◆ Exercise details ◆
Write the data out again, exactly as given.

A block of data
....

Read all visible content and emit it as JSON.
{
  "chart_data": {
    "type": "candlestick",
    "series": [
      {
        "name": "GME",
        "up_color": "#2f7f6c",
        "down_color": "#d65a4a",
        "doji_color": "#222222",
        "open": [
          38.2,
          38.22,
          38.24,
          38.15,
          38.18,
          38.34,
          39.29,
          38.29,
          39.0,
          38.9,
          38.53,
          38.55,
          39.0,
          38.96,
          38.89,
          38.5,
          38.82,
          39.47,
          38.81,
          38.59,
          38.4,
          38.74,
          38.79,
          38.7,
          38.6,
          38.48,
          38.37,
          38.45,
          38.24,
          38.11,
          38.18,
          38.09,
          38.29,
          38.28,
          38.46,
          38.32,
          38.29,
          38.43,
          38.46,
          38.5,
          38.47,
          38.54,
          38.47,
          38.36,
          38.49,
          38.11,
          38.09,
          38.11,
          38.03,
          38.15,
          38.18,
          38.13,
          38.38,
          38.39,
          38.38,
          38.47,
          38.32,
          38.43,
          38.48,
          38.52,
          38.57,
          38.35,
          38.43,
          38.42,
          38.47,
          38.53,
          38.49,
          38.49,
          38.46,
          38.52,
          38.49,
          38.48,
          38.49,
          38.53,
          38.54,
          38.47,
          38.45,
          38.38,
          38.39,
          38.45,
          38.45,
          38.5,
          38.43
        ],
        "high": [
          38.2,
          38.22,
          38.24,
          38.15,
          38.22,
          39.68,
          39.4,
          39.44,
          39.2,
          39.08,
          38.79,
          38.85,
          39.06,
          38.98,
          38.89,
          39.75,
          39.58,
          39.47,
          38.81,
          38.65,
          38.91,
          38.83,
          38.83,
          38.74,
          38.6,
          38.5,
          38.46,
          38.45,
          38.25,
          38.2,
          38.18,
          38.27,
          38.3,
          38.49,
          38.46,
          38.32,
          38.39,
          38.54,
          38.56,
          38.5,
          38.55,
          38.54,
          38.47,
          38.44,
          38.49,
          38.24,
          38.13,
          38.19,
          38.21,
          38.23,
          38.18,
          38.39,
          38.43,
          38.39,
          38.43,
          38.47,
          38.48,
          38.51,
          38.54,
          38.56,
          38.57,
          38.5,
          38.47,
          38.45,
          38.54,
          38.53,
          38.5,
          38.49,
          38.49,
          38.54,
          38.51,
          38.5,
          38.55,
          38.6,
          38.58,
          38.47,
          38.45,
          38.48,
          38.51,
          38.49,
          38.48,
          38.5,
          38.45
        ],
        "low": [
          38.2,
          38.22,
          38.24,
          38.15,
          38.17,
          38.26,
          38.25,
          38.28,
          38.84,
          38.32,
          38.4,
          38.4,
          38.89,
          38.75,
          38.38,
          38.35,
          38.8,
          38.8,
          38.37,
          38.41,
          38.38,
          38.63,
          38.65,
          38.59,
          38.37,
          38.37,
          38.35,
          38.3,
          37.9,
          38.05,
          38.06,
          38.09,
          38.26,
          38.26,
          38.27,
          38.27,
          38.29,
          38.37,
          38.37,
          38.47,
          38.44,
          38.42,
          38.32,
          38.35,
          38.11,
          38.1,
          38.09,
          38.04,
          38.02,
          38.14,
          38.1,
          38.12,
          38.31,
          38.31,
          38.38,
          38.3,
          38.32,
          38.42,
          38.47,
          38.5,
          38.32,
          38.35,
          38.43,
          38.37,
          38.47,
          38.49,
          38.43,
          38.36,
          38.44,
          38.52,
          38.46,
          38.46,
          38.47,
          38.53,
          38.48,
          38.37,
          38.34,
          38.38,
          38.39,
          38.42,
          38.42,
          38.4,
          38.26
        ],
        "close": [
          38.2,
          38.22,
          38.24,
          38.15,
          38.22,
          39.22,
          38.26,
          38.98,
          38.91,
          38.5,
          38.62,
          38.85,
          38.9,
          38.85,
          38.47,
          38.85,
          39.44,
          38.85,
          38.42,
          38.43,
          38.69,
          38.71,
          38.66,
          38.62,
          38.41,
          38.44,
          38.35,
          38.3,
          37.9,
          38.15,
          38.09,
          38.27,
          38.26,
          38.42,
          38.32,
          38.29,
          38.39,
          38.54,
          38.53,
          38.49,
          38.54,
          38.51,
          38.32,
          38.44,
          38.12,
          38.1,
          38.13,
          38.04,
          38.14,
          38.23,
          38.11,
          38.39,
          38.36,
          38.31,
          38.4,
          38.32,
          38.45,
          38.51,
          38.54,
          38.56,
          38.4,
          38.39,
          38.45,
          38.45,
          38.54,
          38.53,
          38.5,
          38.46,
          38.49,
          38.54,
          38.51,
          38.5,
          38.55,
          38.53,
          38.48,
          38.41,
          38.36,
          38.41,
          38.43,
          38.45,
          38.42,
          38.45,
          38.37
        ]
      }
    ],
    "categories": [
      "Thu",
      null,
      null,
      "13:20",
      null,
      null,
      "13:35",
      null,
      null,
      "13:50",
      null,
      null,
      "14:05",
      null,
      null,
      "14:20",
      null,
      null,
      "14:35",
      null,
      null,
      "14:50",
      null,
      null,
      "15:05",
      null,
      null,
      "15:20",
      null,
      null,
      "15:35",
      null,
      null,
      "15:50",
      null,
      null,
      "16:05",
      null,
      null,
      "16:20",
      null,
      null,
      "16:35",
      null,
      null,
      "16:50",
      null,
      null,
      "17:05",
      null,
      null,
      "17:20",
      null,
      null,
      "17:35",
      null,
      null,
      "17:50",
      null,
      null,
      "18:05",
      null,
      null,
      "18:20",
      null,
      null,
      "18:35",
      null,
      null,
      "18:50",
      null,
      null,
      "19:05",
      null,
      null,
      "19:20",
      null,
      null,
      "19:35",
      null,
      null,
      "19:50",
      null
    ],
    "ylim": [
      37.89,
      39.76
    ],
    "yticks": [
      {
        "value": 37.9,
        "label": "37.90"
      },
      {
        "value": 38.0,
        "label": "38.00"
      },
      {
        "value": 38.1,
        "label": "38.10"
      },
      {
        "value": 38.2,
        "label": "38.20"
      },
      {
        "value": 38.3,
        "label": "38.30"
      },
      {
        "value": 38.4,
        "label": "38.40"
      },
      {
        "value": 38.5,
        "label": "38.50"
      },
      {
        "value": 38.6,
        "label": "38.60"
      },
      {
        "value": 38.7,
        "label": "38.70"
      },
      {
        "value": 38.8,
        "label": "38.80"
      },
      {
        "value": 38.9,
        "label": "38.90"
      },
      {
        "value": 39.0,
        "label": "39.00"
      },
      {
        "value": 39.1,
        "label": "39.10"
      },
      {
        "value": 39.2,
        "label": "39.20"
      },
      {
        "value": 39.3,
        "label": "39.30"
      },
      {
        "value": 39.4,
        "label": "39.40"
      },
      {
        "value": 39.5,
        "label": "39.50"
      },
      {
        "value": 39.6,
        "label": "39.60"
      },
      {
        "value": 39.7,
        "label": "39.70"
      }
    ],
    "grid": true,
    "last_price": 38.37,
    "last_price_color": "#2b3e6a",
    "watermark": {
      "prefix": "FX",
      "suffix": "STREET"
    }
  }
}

....

◆ Expected answer ◆
Read all visible content and emit it as JSON.
{
  "chart_data": {
    "type": "candlestick",
    "series": [
      {
        "name": "GME",
        "up_color": "#2f7f6c",
        "down_color": "#d65a4a",
        "doji_color": "#222222",
        "open": [
          38.2,
          38.22,
          38.24,
          38.15,
          38.18,
          38.34,
          39.29,
          38.29,
          39.0,
          38.9,
          38.53,
          38.55,
          39.0,
          38.96,
          38.89,
          38.5,
          38.82,
          39.47,
          38.81,
          38.59,
          38.4,
          38.74,
          38.79,
          38.7,
          38.6,
          38.48,
          38.37,
          38.45,
          38.24,
          38.11,
          38.18,
          38.09,
          38.29,
          38.28,
          38.46,
          38.32,
          38.29,
          38.43,
          38.46,
          38.5,
          38.47,
          38.54,
          38.47,
          38.36,
          38.49,
          38.11,
          38.09,
          38.11,
          38.03,
          38.15,
          38.18,
          38.13,
          38.38,
          38.39,
          38.38,
          38.47,
          38.32,
          38.43,
          38.48,
          38.52,
          38.57,
          38.35,
          38.43,
          38.42,
          38.47,
          38.53,
          38.49,
          38.49,
          38.46,
          38.52,
          38.49,
          38.48,
          38.49,
          38.53,
          38.54,
          38.47,
          38.45,
          38.38,
          38.39,
          38.45,
          38.45,
          38.5,
          38.43
        ],
        "high": [
          38.2,
          38.22,
          38.24,
          38.15,
          38.22,
          39.68,
          39.4,
          39.44,
          39.2,
          39.08,
          38.79,
          38.85,
          39.06,
          38.98,
          38.89,
          39.75,
          39.58,
          39.47,
          38.81,
          38.65,
          38.91,
          38.83,
          38.83,
          38.74,
          38.6,
          38.5,
          38.46,
          38.45,
          38.25,
          38.2,
          38.18,
          38.27,
          38.3,
          38.49,
          38.46,
          38.32,
          38.39,
          38.54,
          38.56,
          38.5,
          38.55,
          38.54,
          38.47,
          38.44,
          38.49,
          38.24,
          38.13,
          38.19,
          38.21,
          38.23,
          38.18,
          38.39,
          38.43,
          38.39,
          38.43,
          38.47,
          38.48,
          38.51,
          38.54,
          38.56,
          38.57,
          38.5,
          38.47,
          38.45,
          38.54,
          38.53,
          38.5,
          38.49,
          38.49,
          38.54,
          38.51,
          38.5,
          38.55,
          38.6,
          38.58,
          38.47,
          38.45,
          38.48,
          38.51,
          38.49,
          38.48,
          38.5,
          38.45
        ],
        "low": [
          38.2,
          38.22,
          38.24,
          38.15,
          38.17,
          38.26,
          38.25,
          38.28,
          38.84,
          38.32,
          38.4,
          38.4,
          38.89,
          38.75,
          38.38,
          38.35,
          38.8,
          38.8,
          38.37,
          38.41,
          38.38,
          38.63,
          38.65,
          38.59,
          38.37,
          38.37,
          38.35,
          38.3,
          37.9,
          38.05,
          38.06,
          38.09,
          38.26,
          38.26,
          38.27,
          38.27,
          38.29,
          38.37,
          38.37,
          38.47,
          38.44,
          38.42,
          38.32,
          38.35,
          38.11,
          38.1,
          38.09,
          38.04,
          38.02,
          38.14,
          38.1,
          38.12,
          38.31,
          38.31,
          38.38,
          38.3,
          38.32,
          38.42,
          38.47,
          38.5,
          38.32,
          38.35,
          38.43,
          38.37,
          38.47,
          38.49,
          38.43,
          38.36,
          38.44,
          38.52,
          38.46,
          38.46,
          38.47,
          38.53,
          38.48,
          38.37,
          38.34,
          38.38,
          38.39,
          38.42,
          38.42,
          38.4,
          38.26
        ],
        "close": [
          38.2,
          38.22,
          38.24,
          38.15,
          38.22,
          39.22,
          38.26,
          38.98,
          38.91,
          38.5,
          38.62,
          38.85,
          38.9,
          38.85,
          38.47,
          38.85,
          39.44,
          38.85,
          38.42,
          38.43,
          38.69,
          38.71,
          38.66,
          38.62,
          38.41,
          38.44,
          38.35,
          38.3,
          37.9,
          38.15,
          38.09,
          38.27,
          38.26,
          38.42,
          38.32,
          38.29,
          38.39,
          38.54,
          38.53,
          38.49,
          38.54,
          38.51,
          38.32,
          38.44,
          38.12,
          38.1,
          38.13,
          38.04,
          38.14,
          38.23,
          38.11,
          38.39,
          38.36,
          38.31,
          38.4,
          38.32,
          38.45,
          38.51,
          38.54,
          38.56,
          38.4,
          38.39,
          38.45,
          38.45,
          38.54,
          38.53,
          38.5,
          38.46,
          38.49,
          38.54,
          38.51,
          38.5,
          38.55,
          38.53,
          38.48,
          38.41,
          38.36,
          38.41,
          38.43,
          38.45,
          38.42,
          38.45,
          38.37
        ]
      }
    ],
    "categories": [
      "Thu",
      null,
      null,
      "13:20",
      null,
      null,
      "13:35",
      null,
      null,
      "13:50",
      null,
      null,
      "14:05",
      null,
      null,
      "14:20",
      null,
      null,
      "14:35",
      null,
      null,
      "14:50",
      null,
      null,
      "15:05",
      null,
      null,
      "15:20",
      null,
      null,
      "15:35",
      null,
      null,
      "15:50",
      null,
      null,
      "16:05",
      null,
      null,
      "16:20",
      null,
      null,
      "16:35",
      null,
      null,
      "16:50",
      null,
      null,
      "17:05",
      null,
      null,
      "17:20",
      null,
      null,
      "17:35",
      null,
      null,
      "17:50",
      null,
      null,
      "18:05",
      null,
      null,
      "18:20",
      null,
      null,
      "18:35",
      null,
      null,
      "18:50",
      null,
      null,
      "19:05",
      null,
      null,
      "19:20",
      null,
      null,
      "19:35",
      null,
      null,
      "19:50",
      null
    ],
    "ylim": [
      37.89,
      39.76
    ],
    "yticks": [
      {
        "value": 37.9,
        "label": "37.90"
      },
      {
        "value": 38.0,
        "label": "38.00"
      },
      {
        "value": 38.1,
        "label": "38.10"
      },
      {
        "value": 38.2,
        "label": "38.20"
      },
      {
        "value": 38.3,
        "label": "38.30"
      },
      {
        "value": 38.4,
        "label": "38.40"
      },
      {
        "value": 38.5,
        "label": "38.50"
      },
      {
        "value": 38.6,
        "label": "38.60"
      },
      {
        "value": 38.7,
        "label": "38.70"
      },
      {
        "value": 38.8,
        "label": "38.80"
      },
      {
        "value": 38.9,
        "label": "38.90"
      },
      {
        "value": 39.0,
        "label": "39.00"
      },
      {
        "value": 39.1,
        "label": "39.10"
      },
      {
        "value": 39.2,
        "label": "39.20"
      },
      {
        "value": 39.3,
        "label": "39.30"
      },
      {
        "value": 39.4,
        "label": "39.40"
      },
      {
        "value": 39.5,
        "label": "39.50"
      },
      {
        "value": 39.6,
        "label": "39.60"
      },
      {
        "value": 39.7,
        "label": "39.70"
      }
    ],
    "grid": true,
    "last_price": 38.37,
    "last_price_color": "#2b3e6a",
    "watermark": {
      "prefix": "FX",
      "suffix": "STREET"
    }
  }
}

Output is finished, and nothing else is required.